SELECTED EXCERPT
□ □ □ □

Studio album by Hadag Nahash
- Released: 2006
- Recorded: In the Pocket studios, California
- Genre: Hip hop/Funk
- Length: 63 Minutes
- Label: Hed Arzi
- Producer: Yosi Fine

Hadag Nahash chronology
| Homer Mekomi (2003) | Be'ezrat Ha'Jam (2006) |  |

= Be'ezrat Ha'Jam =

Be'ezrat Ha'Jam (בעזרת הג'אם) is the fourth studio album by Israeli hip-hop band, Hadag Nahash, released in 2006. The name of the album, a pun on the Jewish phrase "Be'ezrat Ha'Shem" (בעזרת השם), literally meaning "with the help of god", or translated into modern speech, "God willing", literally means "with the help of the jam". Three songs "California", "Ma She'Ba Ba", and "Hine Ani Ba" were used in the film You Don't Mess With The Zohan (2009).

□ □ □ □

MATERIAL
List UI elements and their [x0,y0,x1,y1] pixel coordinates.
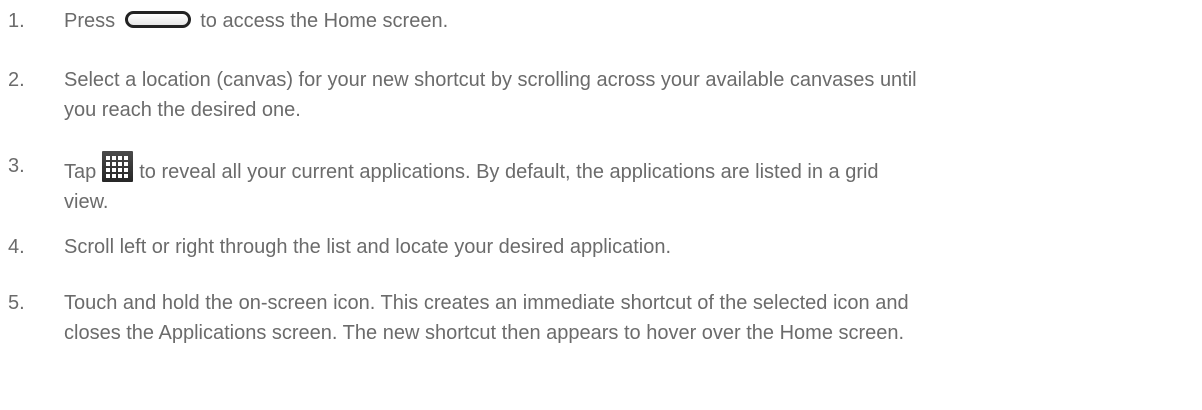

□ □ □ □

DIRECTIONS
a) Name the songs that the article on Be'ezrat Ha'Jam says were used in the film You Don't Mess With The Zohan.
b) Resume the article on Be'ezrat Ha'Jam, picking up after its final sentence.

ANSWERS FOR THIS EXERCISE
a) "California", "Ma She'Ba Ba", and "Hine Ani Ba".

b)
==Information==
"Hine Ani Ba" (הנה אני בא) ("Here I Come") describes the modern-age cultural conflict between Tel Aviv and Jerusalem, the two major metropolitan areas in Israel.

Having sold 20,000 copies, the album was awarded the status of a gold album.

==Track listing==
1. Lotus (לוטוס) - "Lotus"
2. California (קליפורניה) "California"
3. Ma She'Ba Ba (מה שבא בא) - "What Comes Comes"
4. Hine Ani Ba (הנה אני בא) - "Here I Come"
5. Kol Ha'Chuchot (כל הצ'וצ'ות) - "All of the Chuchot"
6. Lehithalek Ba'Ir (להתחלק בעיר) - "To Share the City"
7. Statistika (סטטיסטיקה) - "Statistic"
8. Saga (סאגה) - "Saga"
9. Me'Habama Lehaftziz (מהבמה להפציץ) - "To Bomb from the Stage"
10. Teraga (תרגע) - "Relax"
11. Eize Keif (איזה כיף) - "What Fun"
12. Lehavi Et Ha'Maka (להביא את המכה) - "To Bring the Hit"
13. Shabhi Yerushalaim (שבחי ירושלים) - "Bless Jerusalem"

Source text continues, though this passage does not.